* Records contained in a dataset *

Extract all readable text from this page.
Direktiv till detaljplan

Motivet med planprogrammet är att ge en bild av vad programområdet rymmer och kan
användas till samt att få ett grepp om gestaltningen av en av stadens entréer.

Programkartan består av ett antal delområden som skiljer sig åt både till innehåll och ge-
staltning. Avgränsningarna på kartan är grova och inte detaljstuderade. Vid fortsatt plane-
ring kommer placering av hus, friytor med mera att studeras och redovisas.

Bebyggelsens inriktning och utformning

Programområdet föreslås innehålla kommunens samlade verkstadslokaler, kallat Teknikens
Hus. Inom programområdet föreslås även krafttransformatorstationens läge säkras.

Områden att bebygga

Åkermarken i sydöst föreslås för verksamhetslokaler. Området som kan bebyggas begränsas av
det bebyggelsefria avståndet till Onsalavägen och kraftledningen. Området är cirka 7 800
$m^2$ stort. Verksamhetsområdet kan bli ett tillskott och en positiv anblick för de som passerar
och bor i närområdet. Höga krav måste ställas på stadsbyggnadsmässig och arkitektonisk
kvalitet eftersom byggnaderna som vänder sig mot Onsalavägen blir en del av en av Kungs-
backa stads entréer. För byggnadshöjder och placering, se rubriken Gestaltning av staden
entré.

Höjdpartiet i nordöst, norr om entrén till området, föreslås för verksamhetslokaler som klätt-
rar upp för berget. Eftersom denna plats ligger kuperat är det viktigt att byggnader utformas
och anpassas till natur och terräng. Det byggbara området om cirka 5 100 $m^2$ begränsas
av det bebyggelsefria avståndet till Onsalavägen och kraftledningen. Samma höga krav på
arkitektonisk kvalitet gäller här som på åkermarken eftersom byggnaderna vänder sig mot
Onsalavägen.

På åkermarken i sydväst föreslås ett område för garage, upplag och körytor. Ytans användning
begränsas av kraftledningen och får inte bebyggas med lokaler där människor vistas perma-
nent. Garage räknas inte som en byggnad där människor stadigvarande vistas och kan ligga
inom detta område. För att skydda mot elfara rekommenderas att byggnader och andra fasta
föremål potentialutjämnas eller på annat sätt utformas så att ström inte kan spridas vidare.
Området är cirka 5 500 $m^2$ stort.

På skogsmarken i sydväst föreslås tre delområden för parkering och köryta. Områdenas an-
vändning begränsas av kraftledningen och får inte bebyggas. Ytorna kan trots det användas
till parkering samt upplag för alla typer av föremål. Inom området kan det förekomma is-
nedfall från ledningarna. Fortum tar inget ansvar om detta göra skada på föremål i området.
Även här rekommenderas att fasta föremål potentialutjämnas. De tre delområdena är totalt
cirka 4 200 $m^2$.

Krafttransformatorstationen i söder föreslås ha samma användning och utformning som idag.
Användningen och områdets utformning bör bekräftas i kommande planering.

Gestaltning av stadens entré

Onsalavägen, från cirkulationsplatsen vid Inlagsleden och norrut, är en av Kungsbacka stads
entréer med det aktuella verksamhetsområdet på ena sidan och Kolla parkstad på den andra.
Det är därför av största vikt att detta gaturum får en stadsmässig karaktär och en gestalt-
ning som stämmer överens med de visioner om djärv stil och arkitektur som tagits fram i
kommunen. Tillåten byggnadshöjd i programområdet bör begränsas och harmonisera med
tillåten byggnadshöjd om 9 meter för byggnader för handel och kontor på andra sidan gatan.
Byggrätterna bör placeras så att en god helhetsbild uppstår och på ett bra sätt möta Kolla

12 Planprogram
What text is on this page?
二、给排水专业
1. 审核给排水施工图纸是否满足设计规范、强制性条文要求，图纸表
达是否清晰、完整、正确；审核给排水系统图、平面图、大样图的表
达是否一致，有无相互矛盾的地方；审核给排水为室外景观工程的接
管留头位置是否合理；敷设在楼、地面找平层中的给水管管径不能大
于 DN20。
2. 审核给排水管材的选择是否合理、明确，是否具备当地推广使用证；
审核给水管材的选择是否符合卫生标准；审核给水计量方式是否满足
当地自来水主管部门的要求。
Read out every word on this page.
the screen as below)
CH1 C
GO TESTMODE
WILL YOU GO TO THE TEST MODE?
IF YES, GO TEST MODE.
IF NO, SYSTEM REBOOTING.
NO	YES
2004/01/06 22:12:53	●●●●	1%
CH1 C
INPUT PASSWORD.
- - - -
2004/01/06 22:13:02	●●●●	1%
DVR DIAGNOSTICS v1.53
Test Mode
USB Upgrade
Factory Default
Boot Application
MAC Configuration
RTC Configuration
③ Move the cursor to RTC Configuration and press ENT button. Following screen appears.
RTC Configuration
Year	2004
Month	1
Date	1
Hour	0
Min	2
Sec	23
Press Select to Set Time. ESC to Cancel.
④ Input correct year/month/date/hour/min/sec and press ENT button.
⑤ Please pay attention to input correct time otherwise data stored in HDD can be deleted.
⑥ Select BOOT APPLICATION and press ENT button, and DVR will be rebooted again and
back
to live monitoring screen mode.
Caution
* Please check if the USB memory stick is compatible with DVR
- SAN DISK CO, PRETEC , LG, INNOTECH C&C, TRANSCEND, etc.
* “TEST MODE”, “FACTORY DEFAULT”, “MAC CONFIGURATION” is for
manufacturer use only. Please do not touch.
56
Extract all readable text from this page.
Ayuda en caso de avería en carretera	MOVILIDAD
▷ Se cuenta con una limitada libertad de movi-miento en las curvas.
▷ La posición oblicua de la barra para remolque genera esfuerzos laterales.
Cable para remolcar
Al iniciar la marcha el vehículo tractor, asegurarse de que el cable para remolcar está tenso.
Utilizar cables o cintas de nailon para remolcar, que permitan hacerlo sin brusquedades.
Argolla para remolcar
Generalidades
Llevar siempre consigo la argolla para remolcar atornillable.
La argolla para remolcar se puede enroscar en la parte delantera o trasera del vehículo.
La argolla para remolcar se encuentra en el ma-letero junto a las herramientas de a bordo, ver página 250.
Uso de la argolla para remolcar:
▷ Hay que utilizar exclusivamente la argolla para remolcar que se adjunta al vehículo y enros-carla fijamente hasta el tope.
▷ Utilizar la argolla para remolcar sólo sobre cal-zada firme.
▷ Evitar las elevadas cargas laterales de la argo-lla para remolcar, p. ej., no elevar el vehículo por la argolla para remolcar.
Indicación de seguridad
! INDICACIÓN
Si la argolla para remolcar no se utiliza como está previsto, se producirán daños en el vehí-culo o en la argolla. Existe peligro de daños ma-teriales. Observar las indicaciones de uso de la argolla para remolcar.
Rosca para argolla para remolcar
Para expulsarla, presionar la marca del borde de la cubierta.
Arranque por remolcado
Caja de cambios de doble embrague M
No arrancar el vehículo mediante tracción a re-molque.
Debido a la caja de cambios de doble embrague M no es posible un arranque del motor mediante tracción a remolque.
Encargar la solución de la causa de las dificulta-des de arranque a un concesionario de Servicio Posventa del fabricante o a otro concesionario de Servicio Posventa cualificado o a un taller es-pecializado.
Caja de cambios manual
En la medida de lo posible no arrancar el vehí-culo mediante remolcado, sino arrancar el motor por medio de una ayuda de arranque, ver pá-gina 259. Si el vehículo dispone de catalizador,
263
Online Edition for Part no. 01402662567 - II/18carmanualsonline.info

* Your task *
Go through the listing above and return every line where the word "cirka" occurs.

* Reply to the exercise *
det bebyggelsefria avståndet till Onsalavägen och kraftledningen. Området är cirka 7 800
och anpassas till natur och terräng. Det byggbara området om cirka 5 100 $m^2$ begränsas
Området är cirka 5 500 $m^2$ stort.
cirka 4 200 $m^2$.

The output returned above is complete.